[What needs to be done]: Find the lines that hold "FLEETONE". Report only how many there are.

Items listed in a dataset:
——————————

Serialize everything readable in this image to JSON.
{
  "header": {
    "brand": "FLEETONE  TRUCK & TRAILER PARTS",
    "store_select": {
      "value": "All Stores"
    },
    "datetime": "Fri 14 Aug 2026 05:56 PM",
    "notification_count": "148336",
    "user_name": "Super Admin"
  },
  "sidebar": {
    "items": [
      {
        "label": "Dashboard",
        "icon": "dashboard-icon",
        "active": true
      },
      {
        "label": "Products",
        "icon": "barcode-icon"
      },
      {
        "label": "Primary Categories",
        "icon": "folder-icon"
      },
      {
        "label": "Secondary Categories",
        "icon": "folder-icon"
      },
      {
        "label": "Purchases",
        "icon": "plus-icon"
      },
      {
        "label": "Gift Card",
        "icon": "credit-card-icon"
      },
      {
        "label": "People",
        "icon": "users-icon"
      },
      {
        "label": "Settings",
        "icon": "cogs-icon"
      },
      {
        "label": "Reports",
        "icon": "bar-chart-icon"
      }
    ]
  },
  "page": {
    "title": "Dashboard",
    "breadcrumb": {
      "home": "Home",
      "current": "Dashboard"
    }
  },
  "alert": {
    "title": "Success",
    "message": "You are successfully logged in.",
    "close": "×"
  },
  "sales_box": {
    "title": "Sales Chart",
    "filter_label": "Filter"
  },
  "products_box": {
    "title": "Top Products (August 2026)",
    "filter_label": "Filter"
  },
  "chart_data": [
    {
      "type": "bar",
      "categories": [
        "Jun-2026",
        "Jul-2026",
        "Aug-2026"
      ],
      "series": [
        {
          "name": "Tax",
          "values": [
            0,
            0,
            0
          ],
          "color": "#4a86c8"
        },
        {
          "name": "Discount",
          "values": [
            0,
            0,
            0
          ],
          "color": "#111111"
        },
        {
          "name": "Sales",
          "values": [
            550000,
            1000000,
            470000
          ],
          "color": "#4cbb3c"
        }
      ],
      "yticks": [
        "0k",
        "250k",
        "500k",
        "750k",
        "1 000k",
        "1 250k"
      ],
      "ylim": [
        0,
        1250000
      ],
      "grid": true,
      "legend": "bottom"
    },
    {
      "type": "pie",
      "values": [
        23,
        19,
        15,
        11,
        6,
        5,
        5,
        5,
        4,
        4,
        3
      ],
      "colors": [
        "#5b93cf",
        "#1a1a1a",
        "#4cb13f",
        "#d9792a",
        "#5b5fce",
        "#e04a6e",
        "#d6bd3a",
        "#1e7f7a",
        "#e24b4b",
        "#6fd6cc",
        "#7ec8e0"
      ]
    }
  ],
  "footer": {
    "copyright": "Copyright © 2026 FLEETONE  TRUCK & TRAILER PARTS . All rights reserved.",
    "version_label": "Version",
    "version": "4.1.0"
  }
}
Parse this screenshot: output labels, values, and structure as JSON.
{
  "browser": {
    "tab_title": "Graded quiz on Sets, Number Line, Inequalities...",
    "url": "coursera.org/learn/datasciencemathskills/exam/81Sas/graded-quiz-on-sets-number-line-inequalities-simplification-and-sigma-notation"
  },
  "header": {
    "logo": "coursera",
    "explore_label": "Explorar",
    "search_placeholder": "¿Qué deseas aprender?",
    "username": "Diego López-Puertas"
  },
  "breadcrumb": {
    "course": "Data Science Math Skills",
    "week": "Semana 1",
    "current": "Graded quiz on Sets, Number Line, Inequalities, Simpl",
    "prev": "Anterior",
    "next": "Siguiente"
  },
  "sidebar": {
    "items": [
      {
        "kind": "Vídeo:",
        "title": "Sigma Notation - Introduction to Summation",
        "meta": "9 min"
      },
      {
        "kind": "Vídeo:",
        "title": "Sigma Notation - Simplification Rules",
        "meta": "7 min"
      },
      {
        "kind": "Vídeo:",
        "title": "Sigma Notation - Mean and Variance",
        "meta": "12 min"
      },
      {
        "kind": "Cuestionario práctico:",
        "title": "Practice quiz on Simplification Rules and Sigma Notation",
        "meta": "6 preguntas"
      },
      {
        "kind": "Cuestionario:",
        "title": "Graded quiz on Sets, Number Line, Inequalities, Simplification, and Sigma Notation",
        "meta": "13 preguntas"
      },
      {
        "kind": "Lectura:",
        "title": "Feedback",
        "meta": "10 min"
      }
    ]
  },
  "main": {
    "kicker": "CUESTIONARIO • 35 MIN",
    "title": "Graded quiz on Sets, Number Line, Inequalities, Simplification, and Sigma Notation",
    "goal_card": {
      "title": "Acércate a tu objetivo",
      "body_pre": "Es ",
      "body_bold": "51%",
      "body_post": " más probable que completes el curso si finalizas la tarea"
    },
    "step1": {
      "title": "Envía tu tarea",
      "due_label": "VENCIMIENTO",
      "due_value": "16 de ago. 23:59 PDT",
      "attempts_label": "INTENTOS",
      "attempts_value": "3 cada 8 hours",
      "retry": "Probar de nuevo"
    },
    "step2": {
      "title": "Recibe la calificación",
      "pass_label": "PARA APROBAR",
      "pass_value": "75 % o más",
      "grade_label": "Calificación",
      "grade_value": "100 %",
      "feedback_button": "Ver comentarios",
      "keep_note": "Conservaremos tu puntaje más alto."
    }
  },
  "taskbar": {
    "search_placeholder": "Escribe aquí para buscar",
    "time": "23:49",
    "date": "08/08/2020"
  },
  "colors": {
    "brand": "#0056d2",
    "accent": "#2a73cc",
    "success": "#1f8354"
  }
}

——————————

[Output of the exercise]: 2